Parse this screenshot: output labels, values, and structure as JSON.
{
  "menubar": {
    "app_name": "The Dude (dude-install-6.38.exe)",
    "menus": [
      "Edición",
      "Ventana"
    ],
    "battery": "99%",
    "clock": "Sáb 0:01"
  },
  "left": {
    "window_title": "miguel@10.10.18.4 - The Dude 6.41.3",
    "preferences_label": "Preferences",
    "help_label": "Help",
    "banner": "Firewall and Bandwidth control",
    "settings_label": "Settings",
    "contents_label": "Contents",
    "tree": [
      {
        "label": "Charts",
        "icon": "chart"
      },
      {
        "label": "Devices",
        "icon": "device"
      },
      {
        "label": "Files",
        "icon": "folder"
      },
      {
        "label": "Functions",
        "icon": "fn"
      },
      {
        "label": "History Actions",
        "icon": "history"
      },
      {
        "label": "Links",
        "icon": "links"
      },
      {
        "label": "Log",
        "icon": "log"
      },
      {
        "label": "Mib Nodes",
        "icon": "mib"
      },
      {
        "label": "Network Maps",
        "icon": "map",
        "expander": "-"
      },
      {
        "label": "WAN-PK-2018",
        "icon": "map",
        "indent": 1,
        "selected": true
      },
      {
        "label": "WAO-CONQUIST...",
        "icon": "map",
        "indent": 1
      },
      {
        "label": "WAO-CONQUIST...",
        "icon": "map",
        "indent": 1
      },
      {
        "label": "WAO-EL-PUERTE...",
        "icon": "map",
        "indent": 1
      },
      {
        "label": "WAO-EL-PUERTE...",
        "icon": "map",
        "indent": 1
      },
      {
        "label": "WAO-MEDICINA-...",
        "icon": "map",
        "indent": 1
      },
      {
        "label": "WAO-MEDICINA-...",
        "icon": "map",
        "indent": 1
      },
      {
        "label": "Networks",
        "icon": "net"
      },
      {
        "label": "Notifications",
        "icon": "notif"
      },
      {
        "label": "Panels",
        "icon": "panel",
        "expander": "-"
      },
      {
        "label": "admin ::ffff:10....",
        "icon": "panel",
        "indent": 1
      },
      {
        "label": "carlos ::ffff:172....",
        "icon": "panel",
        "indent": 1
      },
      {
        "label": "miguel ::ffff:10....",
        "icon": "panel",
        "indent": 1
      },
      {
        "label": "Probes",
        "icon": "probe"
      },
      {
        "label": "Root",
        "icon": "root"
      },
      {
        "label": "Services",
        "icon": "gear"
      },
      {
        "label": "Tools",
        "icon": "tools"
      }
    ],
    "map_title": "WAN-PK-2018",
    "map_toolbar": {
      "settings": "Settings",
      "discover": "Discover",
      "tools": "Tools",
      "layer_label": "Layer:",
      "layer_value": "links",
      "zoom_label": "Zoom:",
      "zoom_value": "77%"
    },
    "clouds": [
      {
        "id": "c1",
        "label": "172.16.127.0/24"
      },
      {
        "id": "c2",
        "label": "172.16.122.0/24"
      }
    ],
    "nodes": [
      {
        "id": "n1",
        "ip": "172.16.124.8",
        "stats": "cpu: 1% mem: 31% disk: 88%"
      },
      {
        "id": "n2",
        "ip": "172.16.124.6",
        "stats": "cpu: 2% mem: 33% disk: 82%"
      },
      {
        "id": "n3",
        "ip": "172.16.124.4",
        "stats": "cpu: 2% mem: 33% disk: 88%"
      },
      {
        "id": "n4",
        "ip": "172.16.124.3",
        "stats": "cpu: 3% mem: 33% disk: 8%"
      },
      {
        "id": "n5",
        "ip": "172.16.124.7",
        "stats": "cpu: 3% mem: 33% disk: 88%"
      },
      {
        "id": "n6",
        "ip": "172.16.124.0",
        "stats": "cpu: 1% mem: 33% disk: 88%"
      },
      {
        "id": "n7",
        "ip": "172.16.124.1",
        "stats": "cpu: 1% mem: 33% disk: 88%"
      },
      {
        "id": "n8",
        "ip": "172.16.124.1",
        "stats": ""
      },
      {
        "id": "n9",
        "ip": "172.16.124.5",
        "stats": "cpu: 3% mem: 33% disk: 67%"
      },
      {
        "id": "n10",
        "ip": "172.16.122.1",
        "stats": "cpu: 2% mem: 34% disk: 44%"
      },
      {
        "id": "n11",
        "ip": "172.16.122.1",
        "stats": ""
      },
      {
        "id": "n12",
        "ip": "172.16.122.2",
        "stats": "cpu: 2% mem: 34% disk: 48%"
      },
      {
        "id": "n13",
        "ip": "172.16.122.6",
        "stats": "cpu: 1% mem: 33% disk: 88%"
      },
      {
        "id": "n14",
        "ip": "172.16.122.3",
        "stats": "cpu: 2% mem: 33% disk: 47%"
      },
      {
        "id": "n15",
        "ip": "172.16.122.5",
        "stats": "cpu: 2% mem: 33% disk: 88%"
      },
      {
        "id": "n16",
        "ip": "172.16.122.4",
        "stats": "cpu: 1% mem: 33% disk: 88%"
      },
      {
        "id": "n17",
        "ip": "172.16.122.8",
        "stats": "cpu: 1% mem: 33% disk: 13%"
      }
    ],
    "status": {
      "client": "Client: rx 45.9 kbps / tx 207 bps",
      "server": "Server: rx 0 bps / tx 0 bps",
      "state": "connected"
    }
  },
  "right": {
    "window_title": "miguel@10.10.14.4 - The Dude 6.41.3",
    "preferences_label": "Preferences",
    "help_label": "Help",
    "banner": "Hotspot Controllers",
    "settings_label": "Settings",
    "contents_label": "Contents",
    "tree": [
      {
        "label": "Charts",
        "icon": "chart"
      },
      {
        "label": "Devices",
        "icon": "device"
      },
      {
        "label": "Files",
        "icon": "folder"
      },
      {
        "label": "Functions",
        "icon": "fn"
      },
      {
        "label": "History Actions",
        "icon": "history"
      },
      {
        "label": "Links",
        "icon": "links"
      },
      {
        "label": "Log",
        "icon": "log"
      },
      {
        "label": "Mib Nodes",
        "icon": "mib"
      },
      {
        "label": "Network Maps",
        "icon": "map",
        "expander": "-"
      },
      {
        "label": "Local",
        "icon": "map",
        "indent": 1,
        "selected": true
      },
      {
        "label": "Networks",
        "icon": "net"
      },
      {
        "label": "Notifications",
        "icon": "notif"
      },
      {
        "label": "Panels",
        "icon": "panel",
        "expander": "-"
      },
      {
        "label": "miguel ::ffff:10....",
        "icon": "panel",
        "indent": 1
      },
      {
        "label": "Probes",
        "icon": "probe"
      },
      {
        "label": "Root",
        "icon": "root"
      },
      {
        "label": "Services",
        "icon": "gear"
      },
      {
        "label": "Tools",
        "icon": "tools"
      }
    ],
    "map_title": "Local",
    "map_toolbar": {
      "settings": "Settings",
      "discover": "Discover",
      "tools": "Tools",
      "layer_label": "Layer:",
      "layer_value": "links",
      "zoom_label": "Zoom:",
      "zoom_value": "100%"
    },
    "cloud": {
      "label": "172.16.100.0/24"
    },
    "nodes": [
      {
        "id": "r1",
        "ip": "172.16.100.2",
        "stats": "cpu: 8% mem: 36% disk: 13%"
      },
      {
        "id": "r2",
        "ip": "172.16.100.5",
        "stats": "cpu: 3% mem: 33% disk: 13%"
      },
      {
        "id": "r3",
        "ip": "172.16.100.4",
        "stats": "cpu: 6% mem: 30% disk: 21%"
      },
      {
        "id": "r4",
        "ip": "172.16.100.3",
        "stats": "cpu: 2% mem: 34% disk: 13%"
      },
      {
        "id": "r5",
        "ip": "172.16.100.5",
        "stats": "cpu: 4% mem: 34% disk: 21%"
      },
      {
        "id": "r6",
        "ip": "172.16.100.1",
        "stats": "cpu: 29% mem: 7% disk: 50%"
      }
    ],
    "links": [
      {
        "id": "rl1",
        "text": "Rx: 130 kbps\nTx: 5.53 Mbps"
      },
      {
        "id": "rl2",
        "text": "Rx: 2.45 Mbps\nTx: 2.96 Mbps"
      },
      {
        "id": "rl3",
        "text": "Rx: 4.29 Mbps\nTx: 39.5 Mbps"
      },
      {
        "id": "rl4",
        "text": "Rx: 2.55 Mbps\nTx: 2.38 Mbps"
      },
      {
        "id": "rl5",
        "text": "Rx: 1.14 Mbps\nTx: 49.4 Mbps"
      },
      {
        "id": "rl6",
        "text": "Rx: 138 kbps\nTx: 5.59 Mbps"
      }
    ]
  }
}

....................

■ Set problem:
Of the lines in the material, how many contain the word "Dude"? Reply with the number and nothing else.

■ Task answer:
3